Dataset records ▸
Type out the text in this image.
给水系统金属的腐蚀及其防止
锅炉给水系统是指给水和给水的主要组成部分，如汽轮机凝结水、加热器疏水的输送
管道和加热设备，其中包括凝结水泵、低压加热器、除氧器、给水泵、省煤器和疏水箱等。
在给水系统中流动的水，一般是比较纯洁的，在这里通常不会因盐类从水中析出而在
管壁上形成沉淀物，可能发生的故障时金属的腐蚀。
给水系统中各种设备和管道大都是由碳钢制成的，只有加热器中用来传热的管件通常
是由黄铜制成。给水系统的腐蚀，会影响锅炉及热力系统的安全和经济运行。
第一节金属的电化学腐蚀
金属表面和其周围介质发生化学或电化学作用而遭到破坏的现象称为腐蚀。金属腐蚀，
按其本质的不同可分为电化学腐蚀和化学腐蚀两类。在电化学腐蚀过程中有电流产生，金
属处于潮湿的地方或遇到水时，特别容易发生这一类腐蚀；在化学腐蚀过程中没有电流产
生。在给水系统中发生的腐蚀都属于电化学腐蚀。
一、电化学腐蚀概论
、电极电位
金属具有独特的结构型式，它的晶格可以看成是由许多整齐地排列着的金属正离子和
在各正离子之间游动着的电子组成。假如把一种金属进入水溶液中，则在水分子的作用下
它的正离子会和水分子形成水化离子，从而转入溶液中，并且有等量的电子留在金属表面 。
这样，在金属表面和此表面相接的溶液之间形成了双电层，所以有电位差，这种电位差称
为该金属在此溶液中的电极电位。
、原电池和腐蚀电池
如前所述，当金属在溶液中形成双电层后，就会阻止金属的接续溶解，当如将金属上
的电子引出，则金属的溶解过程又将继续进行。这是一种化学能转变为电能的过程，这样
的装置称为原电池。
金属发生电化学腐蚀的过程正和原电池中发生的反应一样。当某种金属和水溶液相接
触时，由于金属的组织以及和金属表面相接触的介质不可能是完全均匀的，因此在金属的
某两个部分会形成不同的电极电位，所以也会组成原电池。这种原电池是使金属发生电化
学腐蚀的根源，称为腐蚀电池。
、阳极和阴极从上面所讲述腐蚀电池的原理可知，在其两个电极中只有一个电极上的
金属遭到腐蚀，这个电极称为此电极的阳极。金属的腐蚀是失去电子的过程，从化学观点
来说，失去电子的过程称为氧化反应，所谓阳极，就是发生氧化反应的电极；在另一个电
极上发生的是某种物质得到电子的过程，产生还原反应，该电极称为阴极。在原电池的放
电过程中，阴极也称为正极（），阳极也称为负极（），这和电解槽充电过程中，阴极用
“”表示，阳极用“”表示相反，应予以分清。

The request ▸ Please restate the records in full, word for word.

Solution to this problem ▸
Type out the text in this image.
给水系统金属的腐蚀及其防止
锅炉给水系统是指给水和给水的主要组成部分，如汽轮机凝结水、加热器疏水的输送
管道和加热设备，其中包括凝结水泵、低压加热器、除氧器、给水泵、省煤器和疏水箱等。
在给水系统中流动的水，一般是比较纯洁的，在这里通常不会因盐类从水中析出而在
管壁上形成沉淀物，可能发生的故障时金属的腐蚀。
给水系统中各种设备和管道大都是由碳钢制成的，只有加热器中用来传热的管件通常
是由黄铜制成。给水系统的腐蚀，会影响锅炉及热力系统的安全和经济运行。
第一节金属的电化学腐蚀
金属表面和其周围介质发生化学或电化学作用而遭到破坏的现象称为腐蚀。金属腐蚀，
按其本质的不同可分为电化学腐蚀和化学腐蚀两类。在电化学腐蚀过程中有电流产生，金
属处于潮湿的地方或遇到水时，特别容易发生这一类腐蚀；在化学腐蚀过程中没有电流产
生。在给水系统中发生的腐蚀都属于电化学腐蚀。
一、电化学腐蚀概论
、电极电位
金属具有独特的结构型式，它的晶格可以看成是由许多整齐地排列着的金属正离子和
在各正离子之间游动着的电子组成。假如把一种金属进入水溶液中，则在水分子的作用下
它的正离子会和水分子形成水化离子，从而转入溶液中，并且有等量的电子留在金属表面 。
这样，在金属表面和此表面相接的溶液之间形成了双电层，所以有电位差，这种电位差称
为该金属在此溶液中的电极电位。
、原电池和腐蚀电池
如前所述，当金属在溶液中形成双电层后，就会阻止金属的接续溶解，当如将金属上
的电子引出，则金属的溶解过程又将继续进行。这是一种化学能转变为电能的过程，这样
的装置称为原电池。
金属发生电化学腐蚀的过程正和原电池中发生的反应一样。当某种金属和水溶液相接
触时，由于金属的组织以及和金属表面相接触的介质不可能是完全均匀的，因此在金属的
某两个部分会形成不同的电极电位，所以也会组成原电池。这种原电池是使金属发生电化
学腐蚀的根源，称为腐蚀电池。
、阳极和阴极从上面所讲述腐蚀电池的原理可知，在其两个电极中只有一个电极上的
金属遭到腐蚀，这个电极称为此电极的阳极。金属的腐蚀是失去电子的过程，从化学观点
来说，失去电子的过程称为氧化反应，所谓阳极，就是发生氧化反应的电极；在另一个电
极上发生的是某种物质得到电子的过程，产生还原反应，该电极称为阴极。在原电池的放
电过程中，阴极也称为正极（），阳极也称为负极（），这和电解槽充电过程中，阴极用
“”表示，阳极用“”表示相反，应予以分清。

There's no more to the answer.